**WHAT IS EXPECTED**
Retype all material exactly. Pictures stay out of the copy.

**PROVIDED INFORMATION**
=======
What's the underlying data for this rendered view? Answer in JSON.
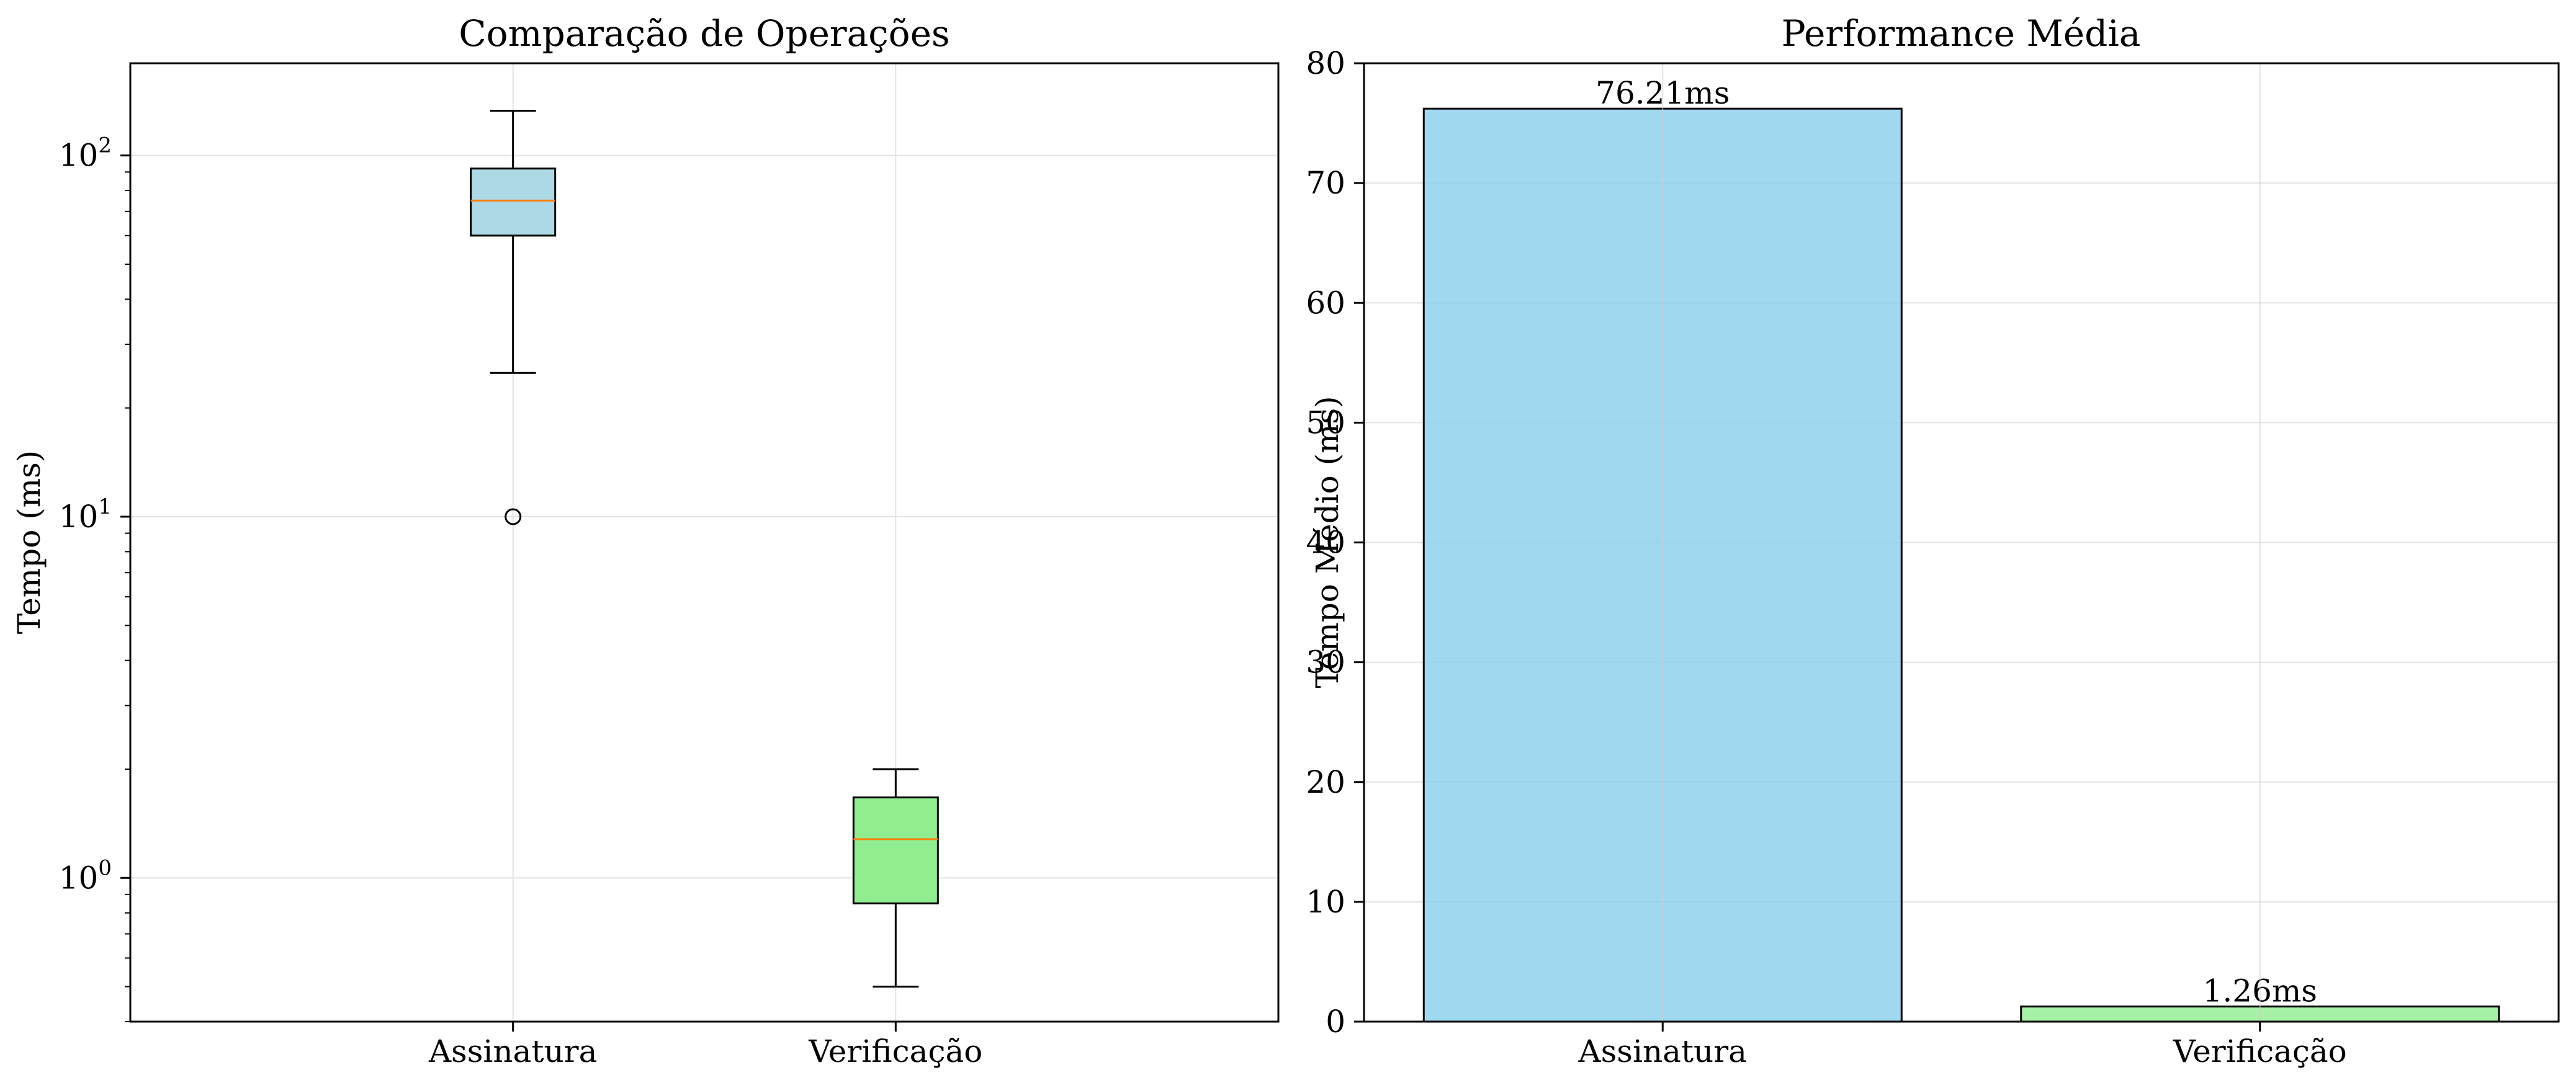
{
  "chart_data": [
    {
      "type": "box",
      "title": "Comparação de Operações",
      "xlabel": "",
      "ylabel": "Tempo (ms)",
      "yscale": "log",
      "ylim": [
        0.4,
        180
      ],
      "y_ticks": [
        {
          "base": "10",
          "exp": "0",
          "value": 1
        },
        {
          "base": "10",
          "exp": "1",
          "value": 10
        },
        {
          "base": "10",
          "exp": "2",
          "value": 100
        }
      ],
      "grid": true,
      "categories": [
        "Assinatura",
        "Verificação"
      ],
      "boxes": [
        {
          "name": "Assinatura",
          "whisker_low": 25,
          "q1": 60,
          "median": 75,
          "q3": 92,
          "whisker_high": 133,
          "outliers": [
            10
          ],
          "color": "#add8e6"
        },
        {
          "name": "Verificação",
          "whisker_low": 0.5,
          "q1": 0.85,
          "median": 1.28,
          "q3": 1.67,
          "whisker_high": 2.0,
          "outliers": [],
          "color": "#90ee90"
        }
      ],
      "median_color": "#ff7f0e"
    },
    {
      "type": "bar",
      "title": "Performance Média",
      "xlabel": "",
      "ylabel": "Tempo Médio (ms)",
      "ylim": [
        0,
        80
      ],
      "yticks": [
        0,
        10,
        20,
        30,
        40,
        50,
        60,
        70,
        80
      ],
      "grid": true,
      "categories": [
        "Assinatura",
        "Verificação"
      ],
      "values": [
        76.21,
        1.26
      ],
      "data_labels": [
        "76.21ms",
        "1.26ms"
      ],
      "colors": [
        "#87ceeb",
        "#90ee90"
      ]
    }
  ]
}
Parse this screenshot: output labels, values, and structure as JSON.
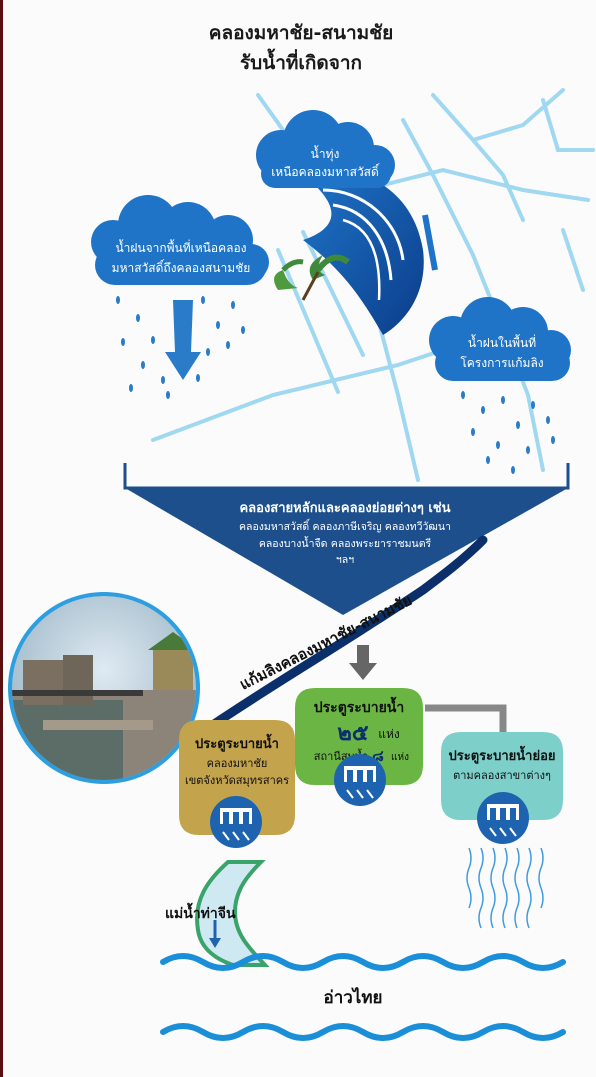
{
  "header": {
    "title_line1": "คลองมหาชัย-สนามชัย",
    "title_line2": "รับน้ำที่เกิดจาก"
  },
  "clouds": {
    "tide": [
      "น้ำทุ่ง",
      "เหนือคลองมหาสวัสดิ์"
    ],
    "north_rain": [
      "น้ำฝนจากพื้นที่เหนือคลอง",
      "มหาสวัสดิ์ถึงคลองสนามชัย"
    ],
    "local_rain": [
      "น้ำฝนในพื้นที่",
      "โครงการแก้มลิง"
    ]
  },
  "funnel": {
    "lines": [
      "คลองสายหลักและคลองย่อยต่างๆ เช่น",
      "คลองมหาสวัสดิ์ คลองภาษีเจริญ คลองทวีวัฒนา",
      "คลองบางน้ำจืด คลองพระยาราชมนตรี",
      "ฯลฯ"
    ]
  },
  "canal_label": "แก้มลิงคลองมหาชัย-สนามชัย",
  "gates": {
    "left": [
      "ประตูระบายน้ำ",
      "คลองมหาชัย",
      "เขตจังหวัดสมุทรสาคร"
    ],
    "center_title": "ประตูระบายน้ำ",
    "center_count": "๒๕",
    "center_unit": "แห่ง",
    "center_pump_label": "สถานีสูบน้ำ",
    "center_pump_count": "๘",
    "center_pump_unit": "แห่ง",
    "right": [
      "ประตูระบายน้ำย่อย",
      "ตามคลองสาขาต่างๆ"
    ]
  },
  "river_label": "แม่น้ำท่าจีน",
  "sea_label": "อ่าวไทย",
  "colors": {
    "cloud": "#1f74c8",
    "funnel": "#1c4f8c",
    "canal": "#9fd8f0",
    "gate_left": "#c3a34c",
    "gate_center": "#6ab543",
    "gate_right": "#7dcfc9",
    "water": "#1a8fd8"
  }
}
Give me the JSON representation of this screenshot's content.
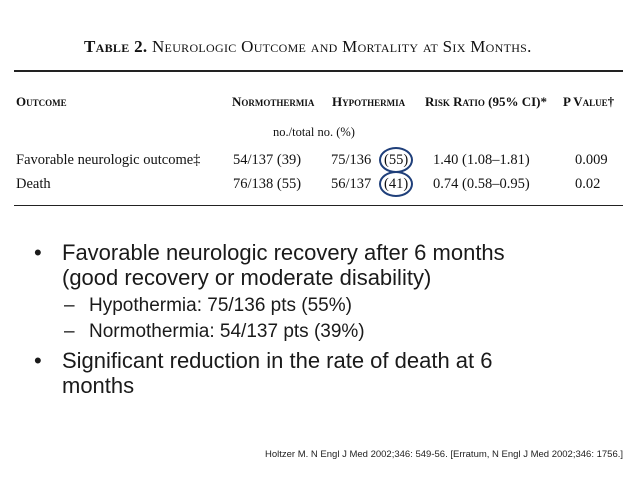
=======
**RIGHT ANSWER**
What's the underlying data for this rendered view? Answer in JSON.
{
  "chart_data": [
    {
      "type": "box",
      "title": "Comparação de Operações",
      "xlabel": "",
      "ylabel": "Tempo (ms)",
      "yscale": "log",
      "ylim": [
        0.4,
        180
      ],
      "y_ticks": [
        {
          "base": "10",
          "exp": "0",
          "value": 1
        },
        {
          "base": "10",
          "exp": "1",
          "value": 10
        },
        {
          "base": "10",
          "exp": "2",
          "value": 100
        }
      ],
      "grid": true,
      "categories": [
        "Assinatura",
        "Verificação"
      ],
      "boxes": [
        {
          "name": "Assinatura",
          "whisker_low": 25,
          "q1": 60,
          "median": 75,
          "q3": 92,
          "whisker_high": 133,
          "outliers": [
            10
          ],
          "color": "#add8e6"
        },
        {
          "name": "Verificação",
          "whisker_low": 0.5,
          "q1": 0.85,
          "median": 1.28,
          "q3": 1.67,
          "whisker_high": 2.0,
          "outliers": [],
          "color": "#90ee90"
        }
      ],
      "median_color": "#ff7f0e"
    },
    {
      "type": "bar",
      "title": "Performance Média",
      "xlabel": "",
      "ylabel": "Tempo Médio (ms)",
      "ylim": [
        0,
        80
      ],
      "yticks": [
        0,
        10,
        20,
        30,
        40,
        50,
        60,
        70,
        80
      ],
      "grid": true,
      "categories": [
        "Assinatura",
        "Verificação"
      ],
      "values": [
        76.21,
        1.26
      ],
      "data_labels": [
        "76.21ms",
        "1.26ms"
      ],
      "colors": [
        "#87ceeb",
        "#90ee90"
      ]
    }
  ]
}
Parse this screenshot: output labels, values, and structure as JSON.
{
  "header": {
    "title_line1": "คลองมหาชัย-สนามชัย",
    "title_line2": "รับน้ำที่เกิดจาก"
  },
  "clouds": {
    "tide": [
      "น้ำทุ่ง",
      "เหนือคลองมหาสวัสดิ์"
    ],
    "north_rain": [
      "น้ำฝนจากพื้นที่เหนือคลอง",
      "มหาสวัสดิ์ถึงคลองสนามชัย"
    ],
    "local_rain": [
      "น้ำฝนในพื้นที่",
      "โครงการแก้มลิง"
    ]
  },
  "funnel": {
    "lines": [
      "คลองสายหลักและคลองย่อยต่างๆ เช่น",
      "คลองมหาสวัสดิ์ คลองภาษีเจริญ คลองทวีวัฒนา",
      "คลองบางน้ำจืด คลองพระยาราชมนตรี",
      "ฯลฯ"
    ]
  },
  "canal_label": "แก้มลิงคลองมหาชัย-สนามชัย",
  "gates": {
    "left": [
      "ประตูระบายน้ำ",
      "คลองมหาชัย",
      "เขตจังหวัดสมุทรสาคร"
    ],
    "center_title": "ประตูระบายน้ำ",
    "center_count": "๒๕",
    "center_unit": "แห่ง",
    "center_pump_label": "สถานีสูบน้ำ",
    "center_pump_count": "๘",
    "center_pump_unit": "แห่ง",
    "right": [
      "ประตูระบายน้ำย่อย",
      "ตามคลองสาขาต่างๆ"
    ]
  },
  "river_label": "แม่น้ำท่าจีน",
  "sea_label": "อ่าวไทย",
  "colors": {
    "cloud": "#1f74c8",
    "funnel": "#1c4f8c",
    "canal": "#9fd8f0",
    "gate_left": "#c3a34c",
    "gate_center": "#6ab543",
    "gate_right": "#7dcfc9",
    "water": "#1a8fd8"
  }
}
Give me the JSON representation of this screenshot's content.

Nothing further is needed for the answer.